* [REQUIREMENT]: Write out the data again exactly, skipping every picture.

* [GIVEN DATA]:
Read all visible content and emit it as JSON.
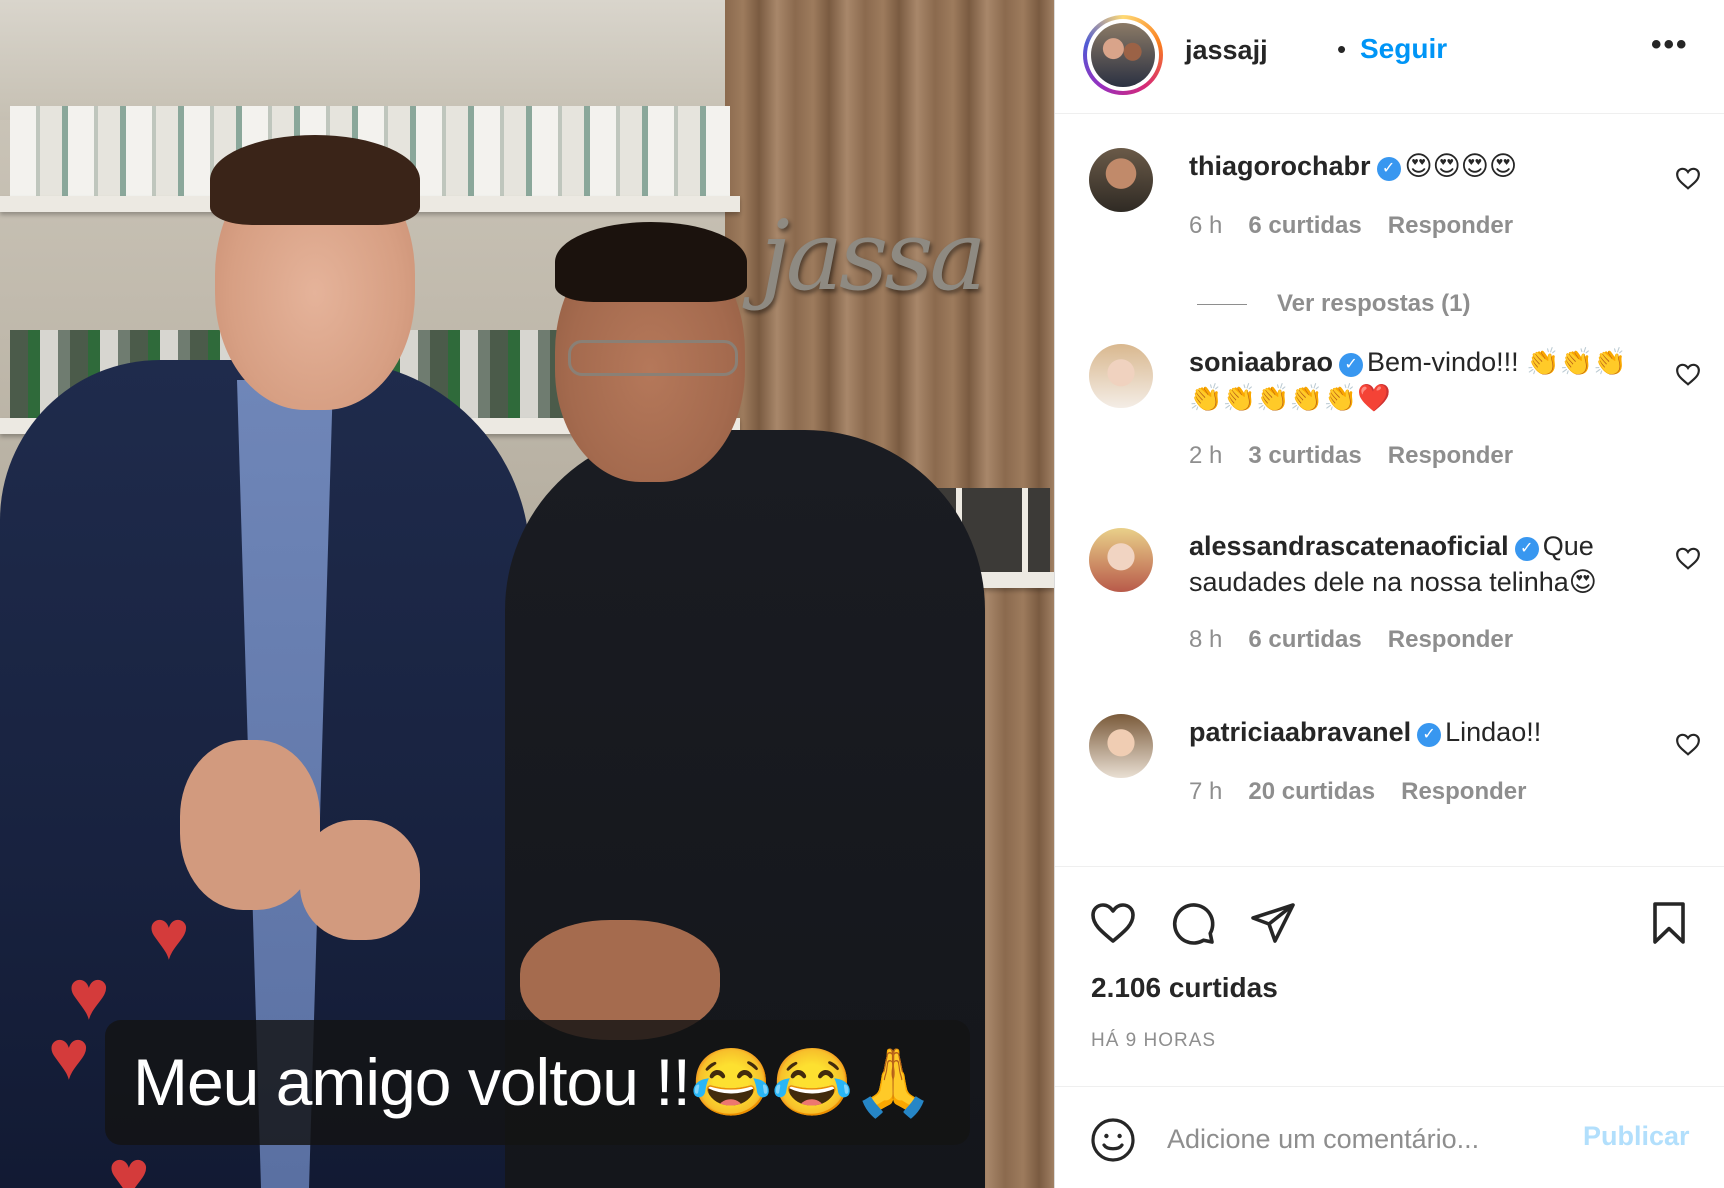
{
  "post": {
    "caption_overlay": "Meu amigo voltou !!😂😂🙏",
    "sign_text": "jassa"
  },
  "header": {
    "username": "jassajj",
    "separator": "•",
    "follow_label": "Seguir",
    "more_label": "•••",
    "more_icon": "more-horizontal-icon"
  },
  "comments": [
    {
      "username": "thiagorochabr",
      "verified": true,
      "text": "😍😍😍😍",
      "time": "6 h",
      "likes": "6 curtidas",
      "reply_label": "Responder",
      "view_replies": "Ver respostas (1)"
    },
    {
      "username": "soniaabrao",
      "verified": true,
      "text": "Bem-vindo!!! 👏👏👏👏👏👏👏👏❤️",
      "time": "2 h",
      "likes": "3 curtidas",
      "reply_label": "Responder"
    },
    {
      "username": "alessandrascatenaoficial",
      "verified": true,
      "text": "Que saudades dele na nossa telinha😍",
      "time": "8 h",
      "likes": "6 curtidas",
      "reply_label": "Responder"
    },
    {
      "username": "patriciaabravanel",
      "verified": true,
      "text": "Lindao!!",
      "time": "7 h",
      "likes": "20 curtidas",
      "reply_label": "Responder"
    }
  ],
  "actions": {
    "like_icon": "heart-icon",
    "comment_icon": "comment-icon",
    "share_icon": "send-icon",
    "save_icon": "bookmark-icon",
    "likes_count": "2.106 curtidas",
    "time_ago": "HÁ 9 HORAS"
  },
  "add_comment": {
    "emoji_icon": "emoji-icon",
    "placeholder": "Adicione um comentário...",
    "publish_label": "Publicar"
  },
  "colors": {
    "accent": "#0095f6",
    "publish_disabled": "#b2dffc",
    "muted": "#8e8e8e",
    "verified": "#3897f0",
    "text": "#262626"
  }
}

* [ANSWER TO THIS TASK]:
Read all visible content and emit it as JSON.
{
  "post": {
    "caption_overlay": "Meu amigo voltou !!😂😂🙏",
    "sign_text": "jassa"
  },
  "header": {
    "username": "jassajj",
    "separator": "•",
    "follow_label": "Seguir",
    "more_label": "•••",
    "more_icon": "more-horizontal-icon"
  },
  "comments": [
    {
      "username": "thiagorochabr",
      "verified": true,
      "text": "😍😍😍😍",
      "time": "6 h",
      "likes": "6 curtidas",
      "reply_label": "Responder",
      "view_replies": "Ver respostas (1)"
    },
    {
      "username": "soniaabrao",
      "verified": true,
      "text": "Bem-vindo!!! 👏👏👏👏👏👏👏👏❤️",
      "time": "2 h",
      "likes": "3 curtidas",
      "reply_label": "Responder"
    },
    {
      "username": "alessandrascatenaoficial",
      "verified": true,
      "text": "Que saudades dele na nossa telinha😍",
      "time": "8 h",
      "likes": "6 curtidas",
      "reply_label": "Responder"
    },
    {
      "username": "patriciaabravanel",
      "verified": true,
      "text": "Lindao!!",
      "time": "7 h",
      "likes": "20 curtidas",
      "reply_label": "Responder"
    }
  ],
  "actions": {
    "like_icon": "heart-icon",
    "comment_icon": "comment-icon",
    "share_icon": "send-icon",
    "save_icon": "bookmark-icon",
    "likes_count": "2.106 curtidas",
    "time_ago": "HÁ 9 HORAS"
  },
  "add_comment": {
    "emoji_icon": "emoji-icon",
    "placeholder": "Adicione um comentário...",
    "publish_label": "Publicar"
  },
  "colors": {
    "accent": "#0095f6",
    "publish_disabled": "#b2dffc",
    "muted": "#8e8e8e",
    "verified": "#3897f0",
    "text": "#262626"
  }
}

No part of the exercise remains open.